▶ **INSTRUCTION**
Repeat all of the data precisely.

▶ **SUPPLIED INFORMATION**
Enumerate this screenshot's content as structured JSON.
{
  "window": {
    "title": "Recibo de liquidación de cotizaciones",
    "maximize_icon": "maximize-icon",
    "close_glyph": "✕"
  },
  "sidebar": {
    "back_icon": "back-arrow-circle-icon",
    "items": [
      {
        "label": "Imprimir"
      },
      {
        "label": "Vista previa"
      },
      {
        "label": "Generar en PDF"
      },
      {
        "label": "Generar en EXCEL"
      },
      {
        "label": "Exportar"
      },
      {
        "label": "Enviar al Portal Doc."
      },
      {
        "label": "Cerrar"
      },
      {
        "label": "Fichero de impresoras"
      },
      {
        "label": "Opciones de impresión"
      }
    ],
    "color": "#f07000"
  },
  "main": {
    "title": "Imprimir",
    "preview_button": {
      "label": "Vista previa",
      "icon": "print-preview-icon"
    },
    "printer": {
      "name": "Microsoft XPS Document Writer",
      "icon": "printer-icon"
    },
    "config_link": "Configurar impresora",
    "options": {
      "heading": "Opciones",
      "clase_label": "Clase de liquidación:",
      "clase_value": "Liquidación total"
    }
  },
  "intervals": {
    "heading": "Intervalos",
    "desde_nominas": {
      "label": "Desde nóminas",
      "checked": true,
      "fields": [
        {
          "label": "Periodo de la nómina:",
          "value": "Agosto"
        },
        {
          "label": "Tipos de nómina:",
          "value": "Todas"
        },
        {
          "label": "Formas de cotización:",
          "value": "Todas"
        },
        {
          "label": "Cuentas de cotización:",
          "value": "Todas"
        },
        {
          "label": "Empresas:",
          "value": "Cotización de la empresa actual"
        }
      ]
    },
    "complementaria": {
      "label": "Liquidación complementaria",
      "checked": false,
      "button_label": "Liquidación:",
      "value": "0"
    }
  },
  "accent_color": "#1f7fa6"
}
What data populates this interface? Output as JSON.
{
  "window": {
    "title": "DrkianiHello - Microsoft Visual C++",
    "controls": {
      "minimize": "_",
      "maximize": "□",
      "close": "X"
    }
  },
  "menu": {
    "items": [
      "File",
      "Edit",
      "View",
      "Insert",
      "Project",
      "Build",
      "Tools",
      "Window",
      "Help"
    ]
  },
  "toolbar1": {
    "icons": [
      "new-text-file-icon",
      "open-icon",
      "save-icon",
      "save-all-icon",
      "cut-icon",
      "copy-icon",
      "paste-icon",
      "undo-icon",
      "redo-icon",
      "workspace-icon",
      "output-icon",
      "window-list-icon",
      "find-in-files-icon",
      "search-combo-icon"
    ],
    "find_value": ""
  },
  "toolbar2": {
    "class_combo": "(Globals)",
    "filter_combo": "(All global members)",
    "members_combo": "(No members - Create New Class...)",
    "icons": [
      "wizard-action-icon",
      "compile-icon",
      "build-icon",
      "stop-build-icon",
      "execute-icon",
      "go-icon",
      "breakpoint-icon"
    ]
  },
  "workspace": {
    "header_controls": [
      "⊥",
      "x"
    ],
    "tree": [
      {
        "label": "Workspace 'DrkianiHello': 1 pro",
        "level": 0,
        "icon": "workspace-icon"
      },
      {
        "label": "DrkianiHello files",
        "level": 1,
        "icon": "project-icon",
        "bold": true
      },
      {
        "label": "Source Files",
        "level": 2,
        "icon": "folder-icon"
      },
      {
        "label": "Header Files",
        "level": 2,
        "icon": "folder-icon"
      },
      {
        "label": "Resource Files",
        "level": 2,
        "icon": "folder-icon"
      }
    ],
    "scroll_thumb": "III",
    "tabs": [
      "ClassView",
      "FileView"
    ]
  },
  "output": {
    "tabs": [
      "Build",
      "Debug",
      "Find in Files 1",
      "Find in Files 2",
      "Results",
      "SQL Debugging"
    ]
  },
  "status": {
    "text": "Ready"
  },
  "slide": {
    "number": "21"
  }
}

▶ **WORKED ANSWER**
Enumerate this screenshot's content as structured JSON.
{
  "window": {
    "title": "Recibo de liquidación de cotizaciones",
    "maximize_icon": "maximize-icon",
    "close_glyph": "✕"
  },
  "sidebar": {
    "back_icon": "back-arrow-circle-icon",
    "items": [
      {
        "label": "Imprimir"
      },
      {
        "label": "Vista previa"
      },
      {
        "label": "Generar en PDF"
      },
      {
        "label": "Generar en EXCEL"
      },
      {
        "label": "Exportar"
      },
      {
        "label": "Enviar al Portal Doc."
      },
      {
        "label": "Cerrar"
      },
      {
        "label": "Fichero de impresoras"
      },
      {
        "label": "Opciones de impresión"
      }
    ],
    "color": "#f07000"
  },
  "main": {
    "title": "Imprimir",
    "preview_button": {
      "label": "Vista previa",
      "icon": "print-preview-icon"
    },
    "printer": {
      "name": "Microsoft XPS Document Writer",
      "icon": "printer-icon"
    },
    "config_link": "Configurar impresora",
    "options": {
      "heading": "Opciones",
      "clase_label": "Clase de liquidación:",
      "clase_value": "Liquidación total"
    }
  },
  "intervals": {
    "heading": "Intervalos",
    "desde_nominas": {
      "label": "Desde nóminas",
      "checked": true,
      "fields": [
        {
          "label": "Periodo de la nómina:",
          "value": "Agosto"
        },
        {
          "label": "Tipos de nómina:",
          "value": "Todas"
        },
        {
          "label": "Formas de cotización:",
          "value": "Todas"
        },
        {
          "label": "Cuentas de cotización:",
          "value": "Todas"
        },
        {
          "label": "Empresas:",
          "value": "Cotización de la empresa actual"
        }
      ]
    },
    "complementaria": {
      "label": "Liquidación complementaria",
      "checked": false,
      "button_label": "Liquidación:",
      "value": "0"
    }
  },
  "accent_color": "#1f7fa6"
}
What data populates this interface? Output as JSON.
{
  "window": {
    "title": "DrkianiHello - Microsoft Visual C++",
    "controls": {
      "minimize": "_",
      "maximize": "□",
      "close": "X"
    }
  },
  "menu": {
    "items": [
      "File",
      "Edit",
      "View",
      "Insert",
      "Project",
      "Build",
      "Tools",
      "Window",
      "Help"
    ]
  },
  "toolbar1": {
    "icons": [
      "new-text-file-icon",
      "open-icon",
      "save-icon",
      "save-all-icon",
      "cut-icon",
      "copy-icon",
      "paste-icon",
      "undo-icon",
      "redo-icon",
      "workspace-icon",
      "output-icon",
      "window-list-icon",
      "find-in-files-icon",
      "search-combo-icon"
    ],
    "find_value": ""
  },
  "toolbar2": {
    "class_combo": "(Globals)",
    "filter_combo": "(All global members)",
    "members_combo": "(No members - Create New Class...)",
    "icons": [
      "wizard-action-icon",
      "compile-icon",
      "build-icon",
      "stop-build-icon",
      "execute-icon",
      "go-icon",
      "breakpoint-icon"
    ]
  },
  "workspace": {
    "header_controls": [
      "⊥",
      "x"
    ],
    "tree": [
      {
        "label": "Workspace 'DrkianiHello': 1 pro",
        "level": 0,
        "icon": "workspace-icon"
      },
      {
        "label": "DrkianiHello files",
        "level": 1,
        "icon": "project-icon",
        "bold": true
      },
      {
        "label": "Source Files",
        "level": 2,
        "icon": "folder-icon"
      },
      {
        "label": "Header Files",
        "level": 2,
        "icon": "folder-icon"
      },
      {
        "label": "Resource Files",
        "level": 2,
        "icon": "folder-icon"
      }
    ],
    "scroll_thumb": "III",
    "tabs": [
      "ClassView",
      "FileView"
    ]
  },
  "output": {
    "tabs": [
      "Build",
      "Debug",
      "Find in Files 1",
      "Find in Files 2",
      "Results",
      "SQL Debugging"
    ]
  },
  "status": {
    "text": "Ready"
  },
  "slide": {
    "number": "21"
  }
}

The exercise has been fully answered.